*Instruction*. From the Kenny Perry profile, return the passage that begins at the words "In fact, that" and stops after "one tournament since.", copied word for word.

*Document excerpt*.
Photographs by Darren Carroll

On solid ground

Unassuming Kenny Perry, textbook beneficiary of the all-exempt tour, possesses a tidy game and a set of values that are very much in order

By John Hakwins
Golf World

After 16 years on the PGA Tour, Kenny Perry is best remembered for spending too much time in a television tower, a bizarre claim to fame for someone with so little fame to claim. There isn't a humbler, more conscientious, less self-serving player on the tour, one dearer to his roots or more dedicated to his local community. As oxymorons go, the guy accused of loitering in the CBS booth high above the 18th green at the 1996 PGA Championship could not be more grounded.

"A warm, wonderful guy and a terrific human being," says swing coach Ron Gring, who has known Perry since the minitours in the early 1980s.

"Nicest guy in the world," says Brad Faxon, a competitor of Perry's since college. "Hits the highest, longest, most beautiful draw you've ever seen. Nobody can say a bad word about Kenny Perry."

In fact, that '96 PGA, Perry's lone dalliance with victory at a major championship, was the first major in 44 years played in Kentucky, which is the only state Perry has ever called home. It would have made for a terrific story -- the Bluegrass Boy finding his pot of gold not two hours from the town where he grew up -- except that Perry lost in a playoff to Mark Brooks and has won just one tournament since.

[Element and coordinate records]
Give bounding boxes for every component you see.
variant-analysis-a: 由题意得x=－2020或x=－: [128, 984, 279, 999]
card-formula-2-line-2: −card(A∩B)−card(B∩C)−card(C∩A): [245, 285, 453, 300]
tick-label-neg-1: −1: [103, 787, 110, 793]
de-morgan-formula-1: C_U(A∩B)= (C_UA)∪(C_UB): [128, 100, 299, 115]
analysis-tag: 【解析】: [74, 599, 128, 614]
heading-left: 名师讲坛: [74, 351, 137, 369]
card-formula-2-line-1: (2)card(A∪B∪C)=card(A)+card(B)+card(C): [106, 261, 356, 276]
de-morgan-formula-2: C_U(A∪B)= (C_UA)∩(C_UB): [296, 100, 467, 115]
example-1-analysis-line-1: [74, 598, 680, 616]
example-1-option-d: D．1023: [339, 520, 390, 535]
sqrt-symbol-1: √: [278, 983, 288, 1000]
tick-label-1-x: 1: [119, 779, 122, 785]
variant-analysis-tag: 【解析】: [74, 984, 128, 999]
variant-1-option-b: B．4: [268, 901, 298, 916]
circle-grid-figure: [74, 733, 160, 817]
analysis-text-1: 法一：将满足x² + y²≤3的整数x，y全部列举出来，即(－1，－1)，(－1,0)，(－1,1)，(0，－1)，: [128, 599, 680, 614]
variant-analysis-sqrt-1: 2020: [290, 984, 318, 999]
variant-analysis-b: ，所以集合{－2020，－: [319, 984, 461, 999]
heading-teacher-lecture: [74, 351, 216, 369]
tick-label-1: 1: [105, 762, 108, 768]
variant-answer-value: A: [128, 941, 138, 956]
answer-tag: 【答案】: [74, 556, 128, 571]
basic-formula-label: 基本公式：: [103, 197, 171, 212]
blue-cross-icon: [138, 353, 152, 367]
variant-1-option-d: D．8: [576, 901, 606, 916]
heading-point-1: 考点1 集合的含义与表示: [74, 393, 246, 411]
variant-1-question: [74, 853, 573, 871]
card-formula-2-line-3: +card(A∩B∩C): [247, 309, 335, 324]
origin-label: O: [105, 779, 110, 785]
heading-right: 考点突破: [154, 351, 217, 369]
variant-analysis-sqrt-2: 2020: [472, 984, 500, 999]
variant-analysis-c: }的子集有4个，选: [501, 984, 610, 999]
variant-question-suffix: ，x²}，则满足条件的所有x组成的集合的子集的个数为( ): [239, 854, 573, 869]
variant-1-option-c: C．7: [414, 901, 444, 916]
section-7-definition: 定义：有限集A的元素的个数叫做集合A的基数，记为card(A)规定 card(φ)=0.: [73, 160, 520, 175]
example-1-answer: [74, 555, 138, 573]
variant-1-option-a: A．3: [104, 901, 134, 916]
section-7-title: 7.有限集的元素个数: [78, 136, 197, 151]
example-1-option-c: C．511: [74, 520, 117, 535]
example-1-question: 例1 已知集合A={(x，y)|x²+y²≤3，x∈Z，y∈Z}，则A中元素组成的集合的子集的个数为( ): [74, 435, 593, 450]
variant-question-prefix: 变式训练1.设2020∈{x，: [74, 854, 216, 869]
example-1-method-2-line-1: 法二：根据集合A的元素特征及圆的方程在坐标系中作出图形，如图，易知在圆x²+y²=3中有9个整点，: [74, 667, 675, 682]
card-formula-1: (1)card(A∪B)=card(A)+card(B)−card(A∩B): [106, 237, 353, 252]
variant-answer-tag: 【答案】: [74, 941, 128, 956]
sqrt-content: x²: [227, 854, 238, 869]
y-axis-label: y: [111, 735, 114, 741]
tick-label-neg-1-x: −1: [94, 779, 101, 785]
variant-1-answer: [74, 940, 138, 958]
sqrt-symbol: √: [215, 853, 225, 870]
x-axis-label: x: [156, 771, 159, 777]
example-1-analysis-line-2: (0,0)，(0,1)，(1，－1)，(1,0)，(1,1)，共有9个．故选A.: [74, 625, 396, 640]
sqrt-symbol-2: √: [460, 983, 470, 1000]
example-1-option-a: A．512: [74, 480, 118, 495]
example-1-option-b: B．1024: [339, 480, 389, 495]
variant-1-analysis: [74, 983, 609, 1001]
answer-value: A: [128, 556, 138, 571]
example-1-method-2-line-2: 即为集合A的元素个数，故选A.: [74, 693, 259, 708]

*Finished answer*.
In fact, that '96 PGA, Perry's lone dalliance with victory at a major championship, was the first major in 44 years played in Kentucky, which is the only state Perry has ever called home. It would have made for a terrific story -- the Bluegrass Boy finding his pot of gold not two hours from the town where he grew up -- except that Perry lost in a playoff to Mark Brooks and has won just one tournament since.